- Exercise aim
Transcribe the listing word for word.

=== Data extract ===

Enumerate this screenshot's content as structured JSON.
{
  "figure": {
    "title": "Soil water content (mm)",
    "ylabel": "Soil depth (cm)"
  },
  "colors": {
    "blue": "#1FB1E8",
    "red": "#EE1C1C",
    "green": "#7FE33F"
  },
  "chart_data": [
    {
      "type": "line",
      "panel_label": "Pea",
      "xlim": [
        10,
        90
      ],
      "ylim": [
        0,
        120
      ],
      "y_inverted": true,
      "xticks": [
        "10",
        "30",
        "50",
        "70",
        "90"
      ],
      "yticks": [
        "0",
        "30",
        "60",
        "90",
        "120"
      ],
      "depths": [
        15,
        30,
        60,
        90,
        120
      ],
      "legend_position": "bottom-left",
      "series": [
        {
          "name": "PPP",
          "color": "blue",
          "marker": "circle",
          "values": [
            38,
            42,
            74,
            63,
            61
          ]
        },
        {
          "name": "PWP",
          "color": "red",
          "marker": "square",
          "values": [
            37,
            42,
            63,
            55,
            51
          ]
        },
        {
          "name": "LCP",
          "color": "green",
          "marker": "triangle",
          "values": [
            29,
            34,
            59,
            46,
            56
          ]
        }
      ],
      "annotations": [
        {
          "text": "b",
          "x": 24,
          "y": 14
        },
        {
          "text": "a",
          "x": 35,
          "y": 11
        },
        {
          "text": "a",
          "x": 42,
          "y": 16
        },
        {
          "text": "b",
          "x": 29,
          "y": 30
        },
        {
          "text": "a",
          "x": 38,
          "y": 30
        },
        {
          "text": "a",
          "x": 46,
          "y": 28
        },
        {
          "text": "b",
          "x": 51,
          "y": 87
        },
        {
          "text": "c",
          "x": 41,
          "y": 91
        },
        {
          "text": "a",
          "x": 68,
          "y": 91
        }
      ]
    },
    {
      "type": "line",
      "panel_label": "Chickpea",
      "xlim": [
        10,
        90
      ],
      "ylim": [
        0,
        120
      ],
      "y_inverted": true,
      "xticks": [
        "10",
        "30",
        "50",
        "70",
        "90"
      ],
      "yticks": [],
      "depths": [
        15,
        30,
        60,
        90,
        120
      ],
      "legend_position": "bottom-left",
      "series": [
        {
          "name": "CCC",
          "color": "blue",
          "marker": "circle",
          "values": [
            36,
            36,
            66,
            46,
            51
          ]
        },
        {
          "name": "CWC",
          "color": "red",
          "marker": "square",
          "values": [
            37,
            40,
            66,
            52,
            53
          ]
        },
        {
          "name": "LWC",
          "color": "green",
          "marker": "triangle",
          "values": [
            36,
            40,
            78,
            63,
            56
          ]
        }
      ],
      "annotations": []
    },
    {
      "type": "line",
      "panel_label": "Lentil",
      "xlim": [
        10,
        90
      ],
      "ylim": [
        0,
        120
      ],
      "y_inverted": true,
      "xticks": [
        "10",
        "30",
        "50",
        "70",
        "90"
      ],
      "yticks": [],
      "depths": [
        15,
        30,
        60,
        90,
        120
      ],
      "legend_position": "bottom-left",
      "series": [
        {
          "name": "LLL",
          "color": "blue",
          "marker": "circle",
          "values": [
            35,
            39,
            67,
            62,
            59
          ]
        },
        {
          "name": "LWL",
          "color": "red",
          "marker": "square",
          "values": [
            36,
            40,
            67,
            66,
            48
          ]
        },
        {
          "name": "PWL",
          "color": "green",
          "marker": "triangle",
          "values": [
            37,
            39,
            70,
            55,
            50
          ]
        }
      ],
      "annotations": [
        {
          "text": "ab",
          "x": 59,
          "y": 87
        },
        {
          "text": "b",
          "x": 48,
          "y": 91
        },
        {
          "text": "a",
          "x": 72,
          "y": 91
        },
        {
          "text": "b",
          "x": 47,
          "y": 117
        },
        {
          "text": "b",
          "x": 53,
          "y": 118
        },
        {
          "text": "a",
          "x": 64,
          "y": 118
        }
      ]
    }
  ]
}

===

- Output for this task
Enumerate this screenshot's content as structured JSON.
{
  "figure": {
    "title": "Soil water content (mm)",
    "ylabel": "Soil depth (cm)"
  },
  "colors": {
    "blue": "#1FB1E8",
    "red": "#EE1C1C",
    "green": "#7FE33F"
  },
  "chart_data": [
    {
      "type": "line",
      "panel_label": "Pea",
      "xlim": [
        10,
        90
      ],
      "ylim": [
        0,
        120
      ],
      "y_inverted": true,
      "xticks": [
        "10",
        "30",
        "50",
        "70",
        "90"
      ],
      "yticks": [
        "0",
        "30",
        "60",
        "90",
        "120"
      ],
      "depths": [
        15,
        30,
        60,
        90,
        120
      ],
      "legend_position": "bottom-left",
      "series": [
        {
          "name": "PPP",
          "color": "blue",
          "marker": "circle",
          "values": [
            38,
            42,
            74,
            63,
            61
          ]
        },
        {
          "name": "PWP",
          "color": "red",
          "marker": "square",
          "values": [
            37,
            42,
            63,
            55,
            51
          ]
        },
        {
          "name": "LCP",
          "color": "green",
          "marker": "triangle",
          "values": [
            29,
            34,
            59,
            46,
            56
          ]
        }
      ],
      "annotations": [
        {
          "text": "b",
          "x": 24,
          "y": 14
        },
        {
          "text": "a",
          "x": 35,
          "y": 11
        },
        {
          "text": "a",
          "x": 42,
          "y": 16
        },
        {
          "text": "b",
          "x": 29,
          "y": 30
        },
        {
          "text": "a",
          "x": 38,
          "y": 30
        },
        {
          "text": "a",
          "x": 46,
          "y": 28
        },
        {
          "text": "b",
          "x": 51,
          "y": 87
        },
        {
          "text": "c",
          "x": 41,
          "y": 91
        },
        {
          "text": "a",
          "x": 68,
          "y": 91
        }
      ]
    },
    {
      "type": "line",
      "panel_label": "Chickpea",
      "xlim": [
        10,
        90
      ],
      "ylim": [
        0,
        120
      ],
      "y_inverted": true,
      "xticks": [
        "10",
        "30",
        "50",
        "70",
        "90"
      ],
      "yticks": [],
      "depths": [
        15,
        30,
        60,
        90,
        120
      ],
      "legend_position": "bottom-left",
      "series": [
        {
          "name": "CCC",
          "color": "blue",
          "marker": "circle",
          "values": [
            36,
            36,
            66,
            46,
            51
          ]
        },
        {
          "name": "CWC",
          "color": "red",
          "marker": "square",
          "values": [
            37,
            40,
            66,
            52,
            53
          ]
        },
        {
          "name": "LWC",
          "color": "green",
          "marker": "triangle",
          "values": [
            36,
            40,
            78,
            63,
            56
          ]
        }
      ],
      "annotations": []
    },
    {
      "type": "line",
      "panel_label": "Lentil",
      "xlim": [
        10,
        90
      ],
      "ylim": [
        0,
        120
      ],
      "y_inverted": true,
      "xticks": [
        "10",
        "30",
        "50",
        "70",
        "90"
      ],
      "yticks": [],
      "depths": [
        15,
        30,
        60,
        90,
        120
      ],
      "legend_position": "bottom-left",
      "series": [
        {
          "name": "LLL",
          "color": "blue",
          "marker": "circle",
          "values": [
            35,
            39,
            67,
            62,
            59
          ]
        },
        {
          "name": "LWL",
          "color": "red",
          "marker": "square",
          "values": [
            36,
            40,
            67,
            66,
            48
          ]
        },
        {
          "name": "PWL",
          "color": "green",
          "marker": "triangle",
          "values": [
            37,
            39,
            70,
            55,
            50
          ]
        }
      ],
      "annotations": [
        {
          "text": "ab",
          "x": 59,
          "y": 87
        },
        {
          "text": "b",
          "x": 48,
          "y": 91
        },
        {
          "text": "a",
          "x": 72,
          "y": 91
        },
        {
          "text": "b",
          "x": 47,
          "y": 117
        },
        {
          "text": "b",
          "x": 53,
          "y": 118
        },
        {
          "text": "a",
          "x": 64,
          "y": 118
        }
      ]
    }
  ]
}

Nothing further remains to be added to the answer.